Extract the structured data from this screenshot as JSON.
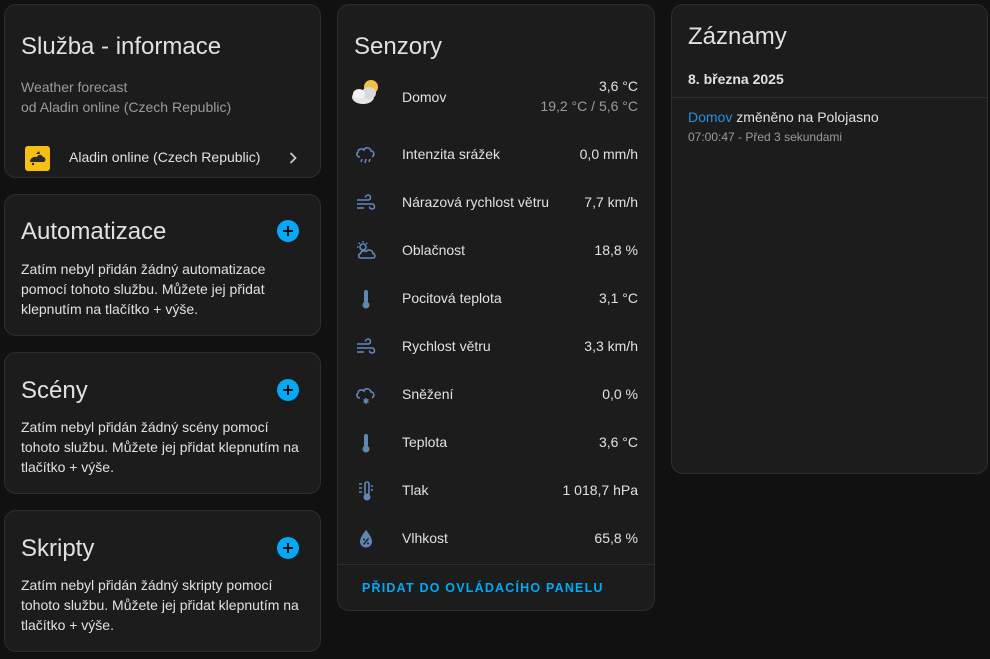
{
  "info": {
    "title": "Služba - informace",
    "desc_line1": "Weather forecast",
    "desc_line2": "od Aladin online (Czech Republic)",
    "integration_label": "Aladin online (Czech Republic)"
  },
  "automations": {
    "title": "Automatizace",
    "text": "Zatím nebyl přidán žádný automatizace pomocí tohoto službu. Můžete jej přidat klepnutím na tlačítko + výše."
  },
  "scenes": {
    "title": "Scény",
    "text": "Zatím nebyl přidán žádný scény pomocí tohoto službu. Můžete jej přidat klepnutím na tlačítko + výše."
  },
  "scripts": {
    "title": "Skripty",
    "text": "Zatím nebyl přidán žádný skripty pomocí tohoto službu. Můžete jej přidat klepnutím na tlačítko + výše."
  },
  "sensors": {
    "title": "Senzory",
    "items": [
      {
        "name": "Domov",
        "value": "3,6 °C",
        "sub": "19,2 °C / 5,6 °C",
        "icon": "partly-cloudy-icon"
      },
      {
        "name": "Intenzita srážek",
        "value": "0,0 mm/h",
        "icon": "weather-pouring-icon"
      },
      {
        "name": "Nárazová rychlost větru",
        "value": "7,7 km/h",
        "icon": "weather-windy-icon"
      },
      {
        "name": "Oblačnost",
        "value": "18,8 %",
        "icon": "weather-partly-cloudy-outline-icon"
      },
      {
        "name": "Pocitová teplota",
        "value": "3,1 °C",
        "icon": "thermometer-icon"
      },
      {
        "name": "Rychlost větru",
        "value": "3,3 km/h",
        "icon": "weather-windy-icon"
      },
      {
        "name": "Sněžení",
        "value": "0,0 %",
        "icon": "weather-snowy-icon"
      },
      {
        "name": "Teplota",
        "value": "3,6 °C",
        "icon": "thermometer-icon"
      },
      {
        "name": "Tlak",
        "value": "1 018,7 hPa",
        "icon": "gauge-thermometer-icon"
      },
      {
        "name": "Vlhkost",
        "value": "65,8 %",
        "icon": "water-percent-icon"
      }
    ],
    "add_label": "PŘIDAT DO OVLÁDACÍHO PANELU"
  },
  "logbook": {
    "title": "Záznamy",
    "date": "8. března 2025",
    "entry_entity": "Domov",
    "entry_text": " změněno na Polojasno",
    "entry_meta": "07:00:47 - Před 3 sekundami"
  },
  "colors": {
    "background": "#111111",
    "card": "#1c1c1c",
    "accent": "#03a9f4",
    "link": "#2c8de0",
    "icon": "#5f88b6"
  }
}
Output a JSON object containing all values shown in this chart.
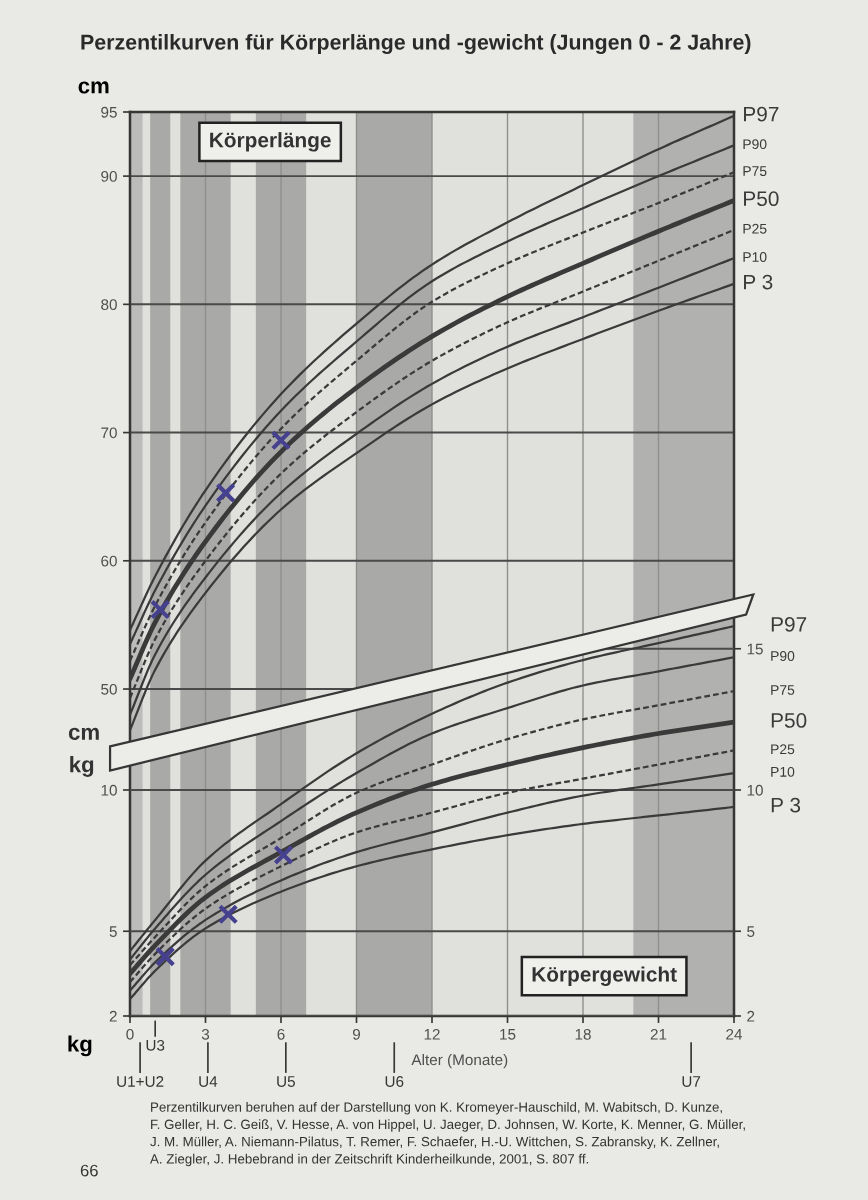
{
  "chart_data": {
    "type": "line",
    "title": "Perzentilkurven für Körperlänge und -gewicht (Jungen 0 - 2 Jahre)",
    "xlabel": "Alter (Monate)",
    "ylabel": "cm",
    "y3label": "kg",
    "x": [
      0,
      1,
      3,
      6,
      9,
      12,
      15,
      18,
      21,
      24
    ],
    "xlim": [
      0,
      24
    ],
    "xticks": [
      0,
      3,
      6,
      9,
      12,
      15,
      18,
      21,
      24
    ],
    "ylim": [
      24.5,
      95
    ],
    "yticks": [
      50,
      60,
      70,
      80,
      90,
      95
    ],
    "y2lim": [
      2,
      34
    ],
    "y2ticks": [
      2,
      5,
      10,
      15
    ],
    "y3lim": [
      2,
      34
    ],
    "y3ticks": [
      2,
      5,
      10
    ],
    "grid": true,
    "bands": [
      {
        "axis": "x",
        "from": 0,
        "to": 0.5,
        "color": "#bcbcba"
      },
      {
        "axis": "x",
        "from": 0.8,
        "to": 1.6,
        "color": "#a9a9a7"
      },
      {
        "axis": "x",
        "from": 2,
        "to": 4,
        "color": "#a9a9a7"
      },
      {
        "axis": "x",
        "from": 5,
        "to": 7,
        "color": "#a9a9a7"
      },
      {
        "axis": "x",
        "from": 9,
        "to": 12,
        "color": "#a9a9a7"
      },
      {
        "axis": "x",
        "from": 20,
        "to": 24,
        "color": "#b1b1af"
      }
    ],
    "series": [
      {
        "name": "P97",
        "axis": "y",
        "color": "#3a3a3a",
        "values": [
          54.6,
          58.8,
          65.5,
          73.0,
          78.5,
          83.1,
          86.4,
          89.3,
          92.1,
          94.7
        ]
      },
      {
        "name": "P90",
        "axis": "y",
        "color": "#3a3a3a",
        "values": [
          53.5,
          57.7,
          64.3,
          71.7,
          77.1,
          81.8,
          84.9,
          87.5,
          90.0,
          92.4
        ]
      },
      {
        "name": "P75",
        "axis": "y",
        "color": "#3a3a3a",
        "line_style": "dashed",
        "values": [
          52.2,
          56.5,
          63.0,
          70.3,
          75.6,
          80.2,
          83.2,
          85.6,
          87.9,
          90.3
        ]
      },
      {
        "name": "P50",
        "axis": "y",
        "color": "#3a3a3a",
        "values": [
          50.8,
          55.2,
          61.5,
          68.5,
          73.5,
          77.5,
          80.6,
          83.2,
          85.7,
          88.1
        ]
      },
      {
        "name": "P25",
        "axis": "y",
        "color": "#3a3a3a",
        "line_style": "dashed",
        "values": [
          49.3,
          53.9,
          60.0,
          66.8,
          71.6,
          75.6,
          78.6,
          81.0,
          83.4,
          85.8
        ]
      },
      {
        "name": "P10",
        "axis": "y",
        "color": "#3a3a3a",
        "values": [
          48.0,
          52.7,
          58.7,
          65.3,
          69.9,
          73.8,
          76.7,
          79.0,
          81.3,
          83.6
        ]
      },
      {
        "name": "P 3",
        "axis": "y",
        "color": "#3a3a3a",
        "values": [
          46.8,
          51.5,
          57.5,
          64.0,
          68.4,
          72.2,
          75.0,
          77.3,
          79.5,
          81.6
        ]
      },
      {
        "name": "P97",
        "axis": "y2",
        "color": "#3a3a3a",
        "values": [
          4.3,
          5.4,
          7.5,
          9.5,
          11.3,
          12.7,
          13.8,
          14.6,
          15.2,
          15.8
        ]
      },
      {
        "name": "P90",
        "axis": "y2",
        "color": "#3a3a3a",
        "values": [
          4.0,
          5.1,
          7.0,
          8.9,
          10.6,
          12.0,
          12.9,
          13.7,
          14.2,
          14.7
        ]
      },
      {
        "name": "P75",
        "axis": "y2",
        "color": "#3a3a3a",
        "line_style": "dashed",
        "values": [
          3.8,
          4.8,
          6.6,
          8.3,
          9.9,
          10.9,
          11.8,
          12.5,
          13.0,
          13.5
        ]
      },
      {
        "name": "P50",
        "axis": "y2",
        "color": "#3a3a3a",
        "values": [
          3.5,
          4.5,
          6.2,
          7.8,
          9.2,
          10.2,
          10.9,
          11.5,
          12.0,
          12.4
        ]
      },
      {
        "name": "P25",
        "axis": "y2",
        "color": "#3a3a3a",
        "line_style": "dashed",
        "values": [
          3.2,
          4.2,
          5.8,
          7.3,
          8.5,
          9.2,
          9.9,
          10.4,
          10.9,
          11.4
        ]
      },
      {
        "name": "P10",
        "axis": "y2",
        "color": "#3a3a3a",
        "values": [
          2.9,
          3.9,
          5.4,
          6.8,
          7.8,
          8.5,
          9.2,
          9.8,
          10.2,
          10.6
        ]
      },
      {
        "name": "P 3",
        "axis": "y2",
        "color": "#3a3a3a",
        "values": [
          2.6,
          3.6,
          5.1,
          6.4,
          7.3,
          7.9,
          8.4,
          8.8,
          9.1,
          9.4
        ]
      },
      {
        "type": "scatter",
        "axis": "y",
        "marker": "cross",
        "color": "#46418f",
        "x": [
          1.2,
          3.8,
          6.0
        ],
        "values": [
          56.2,
          65.3,
          69.4
        ]
      },
      {
        "type": "scatter",
        "axis": "y2",
        "marker": "cross",
        "color": "#46418f",
        "x": [
          1.4,
          3.9,
          6.1
        ],
        "values": [
          4.1,
          5.6,
          7.7
        ]
      }
    ],
    "annotations": [
      "Körperlänge",
      "Körpergewicht",
      "cm",
      "kg",
      "U1+U2",
      "U3",
      "U4",
      "U5",
      "U6",
      "U7",
      "Perzentilkurven beruhen auf der Darstellung von K. Kromeyer-Hauschild, M. Wabitsch, D. Kunze,\nF. Geller, H. C. Geiß, V. Hesse, A. von Hippel, U. Jaeger, D. Johnsen, W. Korte, K. Menner, G. Müller,\nJ. M. Müller, A. Niemann-Pilatus, T. Remer, F. Schaefer, H.-U. Wittchen, S. Zabransky, K. Zellner,\nA. Ziegler, J. Hebebrand in der Zeitschrift Kinderheilkunde, 2001, S. 807 ff.",
      "66"
    ]
  }
}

******

Find the string "nebyl" in the records, then copy each line where it occurs.

    "text": "Zatím nebyl přidán žádný automatizace pomocí tohoto službu. Můžete jej přidat klepnutím na tlačítko + výše."
    "text": "Zatím nebyl přidán žádný scény pomocí tohoto službu. Můžete jej přidat klepnutím na tlačítko + výše."
    "text": "Zatím nebyl přidán žádný skripty pomocí tohoto službu. Můžete jej přidat klepnutím na tlačítko + výše."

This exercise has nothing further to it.